• **Instructions to follow**
Every record must be repeated exactly; omit any pictures they contain.
::: Stored records :::
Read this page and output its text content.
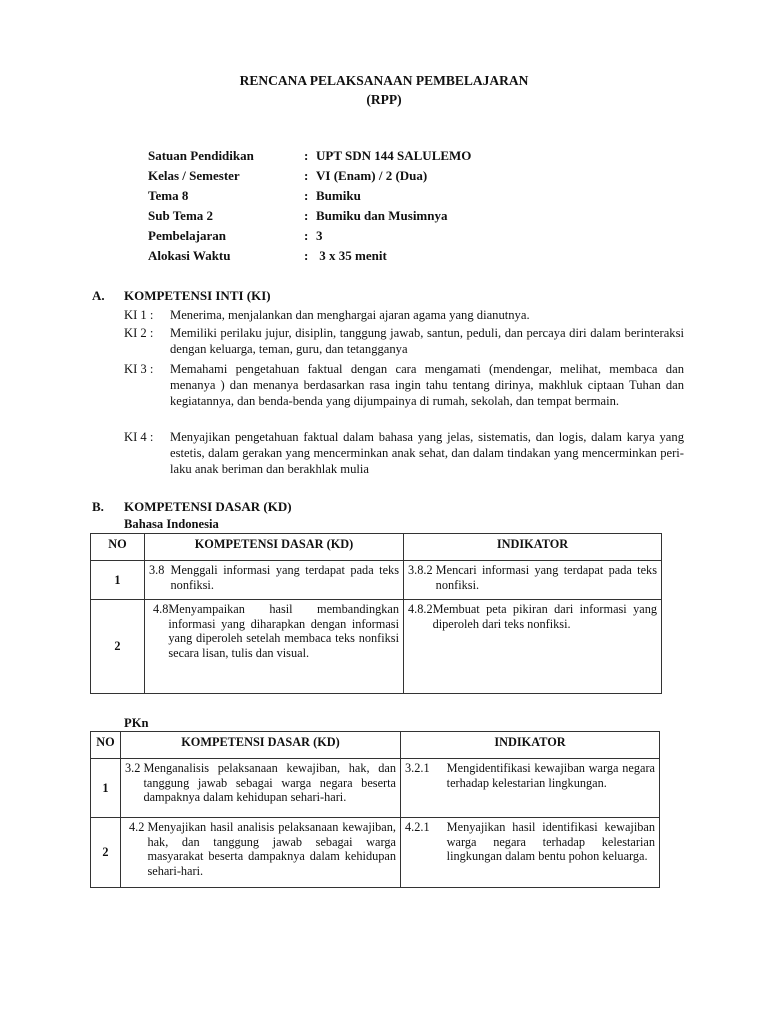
RENCANA PELAKSANAAN PEMBELAJARAN
(RPP)
Satuan Pendidikan	: UPT SDN 144 SALULEMO
Kelas / Semester	: VI (Enam) / 2 (Dua)
Tema 8	: Bumiku
Sub Tema 2	: Bumiku dan Musimnya
Pembelajaran	: 3
Alokasi Waktu	: 3 x 35 menit
A. KOMPETENSI INTI (KI)
KI 1 : Menerima, menjalankan dan menghargai ajaran agama yang dianutnya.
KI 2 : Memiliki perilaku jujur, disiplin, tanggung jawab, santun, peduli, dan percaya diri dalam berinteraksi dengan keluarga, teman, guru, dan tetangganya
KI 3 : Memahami pengetahuan faktual dengan cara mengamati (mendengar, melihat, membaca dan menanya ) dan menanya berdasarkan rasa ingin tahu tentang dirinya, makhluk ciptaan Tuhan dan kegiatannya, dan benda-benda yang dijumpainya di rumah, sekolah, dan tempat bermain.
KI 4 : Menyajikan pengetahuan faktual dalam bahasa yang jelas, sistematis, dan logis, dalam karya yang estetis, dalam gerakan yang mencerminkan anak sehat, dan dalam tindakan yang mencerminkan peri-laku anak beriman dan berakhlak mulia
B. KOMPETENSI DASAR (KD)
Bahasa Indonesia
NO	KOMPETENSI DASAR (KD)	INDIKATOR
1	3.8 Menggali informasi yang terdapat pada teks nonfiksi.	3.8.2 Mencari informasi yang terdapat pada teks nonfiksi.

2	4.8 Menyampaikan hasil membandingkan informasi yang diharapkan dengan informasi yang diperoleh setelah membaca teks nonfiksi secara lisan, tulis dan visual.	4.8.2 Membuat peta pikiran dari informasi yang diperoleh dari teks nonfiksi.
PKn
NO	KOMPETENSI DASAR (KD)	INDIKATOR
1	3.2 Menganalisis pelaksanaan kewajiban, hak, dan tanggung jawab sebagai warga negara beserta dampaknya dalam kehidupan sehari-hari.	3.2.1 Mengidentifikasi kewajiban warga negara terhadap kelestarian lingkungan.

2	4.2 Menyajikan hasil analisis pelaksanaan kewajiban, hak, dan tanggung jawab sebagai warga masyarakat beserta dampaknya dalam kehidupan sehari-hari.	4.2.1 Menyajikan hasil identifikasi kewajiban warga negara terhadap kelestarian lingkungan dalam bentu pohon keluarga.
:::
• **Exercise response**
Read this page and output its text content.
RENCANA PELAKSANAAN PEMBELAJARAN
(RPP)
Satuan Pendidikan	: UPT SDN 144 SALULEMO
Kelas / Semester	: VI (Enam) / 2 (Dua)
Tema 8	: Bumiku
Sub Tema 2	: Bumiku dan Musimnya
Pembelajaran	: 3
Alokasi Waktu	: 3 x 35 menit
A. KOMPETENSI INTI (KI)
KI 1 : Menerima, menjalankan dan menghargai ajaran agama yang dianutnya.
KI 2 : Memiliki perilaku jujur, disiplin, tanggung jawab, santun, peduli, dan percaya diri dalam berinteraksi dengan keluarga, teman, guru, dan tetangganya
KI 3 : Memahami pengetahuan faktual dengan cara mengamati (mendengar, melihat, membaca dan menanya ) dan menanya berdasarkan rasa ingin tahu tentang dirinya, makhluk ciptaan Tuhan dan kegiatannya, dan benda-benda yang dijumpainya di rumah, sekolah, dan tempat bermain.
KI 4 : Menyajikan pengetahuan faktual dalam bahasa yang jelas, sistematis, dan logis, dalam karya yang estetis, dalam gerakan yang mencerminkan anak sehat, dan dalam tindakan yang mencerminkan peri-laku anak beriman dan berakhlak mulia
B. KOMPETENSI DASAR (KD)
Bahasa Indonesia
NO	KOMPETENSI DASAR (KD)	INDIKATOR
1	3.8 Menggali informasi yang terdapat pada teks nonfiksi.	3.8.2 Mencari informasi yang terdapat pada teks nonfiksi.

2	4.8 Menyampaikan hasil membandingkan informasi yang diharapkan dengan informasi yang diperoleh setelah membaca teks nonfiksi secara lisan, tulis dan visual.	4.8.2 Membuat peta pikiran dari informasi yang diperoleh dari teks nonfiksi.
PKn
NO	KOMPETENSI DASAR (KD)	INDIKATOR
1	3.2 Menganalisis pelaksanaan kewajiban, hak, dan tanggung jawab sebagai warga negara beserta dampaknya dalam kehidupan sehari-hari.	3.2.1 Mengidentifikasi kewajiban warga negara terhadap kelestarian lingkungan.

2	4.2 Menyajikan hasil analisis pelaksanaan kewajiban, hak, dan tanggung jawab sebagai warga masyarakat beserta dampaknya dalam kehidupan sehari-hari.	4.2.1 Menyajikan hasil identifikasi kewajiban warga negara terhadap kelestarian lingkungan dalam bentu pohon keluarga.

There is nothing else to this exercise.